**REQUIREMENT:** Without the pictures, return each record as it appears.

Dataset entries:
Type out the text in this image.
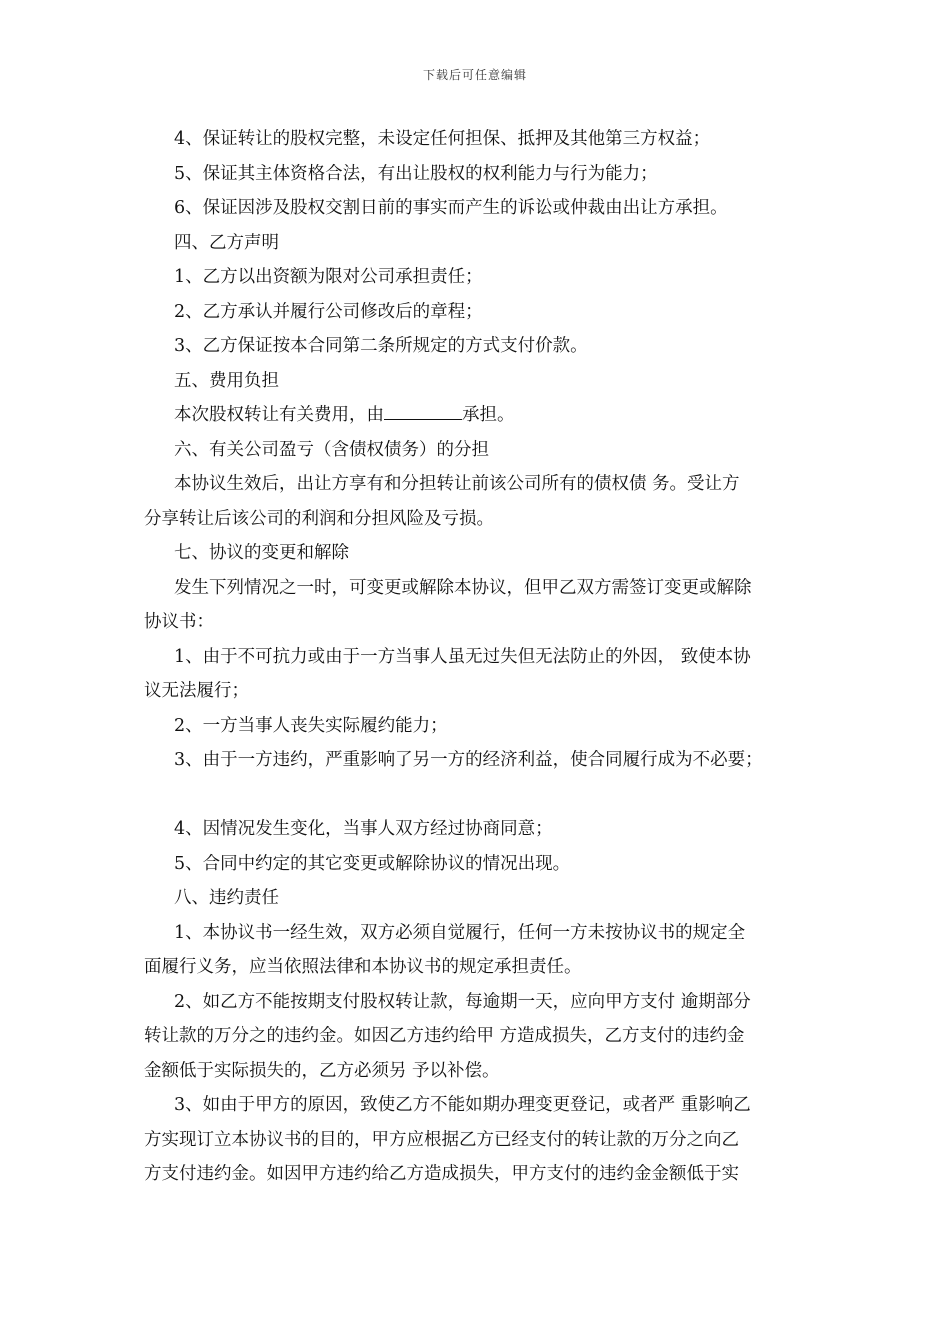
下载后可任意编辑
4、保证转让的股权完整，未设定任何担保、抵押及其他第三方权益；
5、保证其主体资格合法，有出让股权的权利能力与行为能力；
6、保证因涉及股权交割日前的事实而产生的诉讼或仲裁由出让方承担。
四、乙方声明
1、乙方以出资额为限对公司承担责任；
2、乙方承认并履行公司修改后的章程；
3、乙方保证按本合同第二条所规定的方式支付价款。
五、费用负担
本次股权转让有关费用，由	承担。
六、有关公司盈亏（含债权债务）的分担
本协议生效后，出让方享有和分担转让前该公司所有的债权债 务。受让方
分享转让后该公司的利润和分担风险及亏损。
七、协议的变更和解除
发生下列情况之一时，可变更或解除本协议，但甲乙双方需签订变更或解除
协议书：
1、由于不可抗力或由于一方当事人虽无过失但无法防止的外因， 致使本协
议无法履行；
2、一方当事人丧失实际履约能力；
3、由于一方违约，严重影响了另一方的经济利益，使合同履行成为不必要；
4、因情况发生变化，当事人双方经过协商同意；
5、合同中约定的其它变更或解除协议的情况出现。
八、违约责任
1、本协议书一经生效，双方必须自觉履行，任何一方未按协议书的规定全
面履行义务，应当依照法律和本协议书的规定承担责任。
2、如乙方不能按期支付股权转让款，每逾期一天，应向甲方支付 逾期部分
转让款的万分之的违约金。如因乙方违约给甲 方造成损失，乙方支付的违约金
金额低于实际损失的，乙方必须另 予以补偿。
3、如由于甲方的原因，致使乙方不能如期办理变更登记，或者严 重影响乙
方实现订立本协议书的目的，甲方应根据乙方已经支付的转让款的万分之向乙
方支付违约金。如因甲方违约给乙方造成损失，甲方支付的违约金金额低于实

**RESPONSE:**
Type out the text in this image.
下载后可任意编辑
4、保证转让的股权完整，未设定任何担保、抵押及其他第三方权益；
5、保证其主体资格合法，有出让股权的权利能力与行为能力；
6、保证因涉及股权交割日前的事实而产生的诉讼或仲裁由出让方承担。
四、乙方声明
1、乙方以出资额为限对公司承担责任；
2、乙方承认并履行公司修改后的章程；
3、乙方保证按本合同第二条所规定的方式支付价款。
五、费用负担
本次股权转让有关费用，由	承担。
六、有关公司盈亏（含债权债务）的分担
本协议生效后，出让方享有和分担转让前该公司所有的债权债 务。受让方
分享转让后该公司的利润和分担风险及亏损。
七、协议的变更和解除
发生下列情况之一时，可变更或解除本协议，但甲乙双方需签订变更或解除
协议书：
1、由于不可抗力或由于一方当事人虽无过失但无法防止的外因， 致使本协
议无法履行；
2、一方当事人丧失实际履约能力；
3、由于一方违约，严重影响了另一方的经济利益，使合同履行成为不必要；
4、因情况发生变化，当事人双方经过协商同意；
5、合同中约定的其它变更或解除协议的情况出现。
八、违约责任
1、本协议书一经生效，双方必须自觉履行，任何一方未按协议书的规定全
面履行义务，应当依照法律和本协议书的规定承担责任。
2、如乙方不能按期支付股权转让款，每逾期一天，应向甲方支付 逾期部分
转让款的万分之的违约金。如因乙方违约给甲 方造成损失，乙方支付的违约金
金额低于实际损失的，乙方必须另 予以补偿。
3、如由于甲方的原因，致使乙方不能如期办理变更登记，或者严 重影响乙
方实现订立本协议书的目的，甲方应根据乙方已经支付的转让款的万分之向乙
方支付违约金。如因甲方违约给乙方造成损失，甲方支付的违约金金额低于实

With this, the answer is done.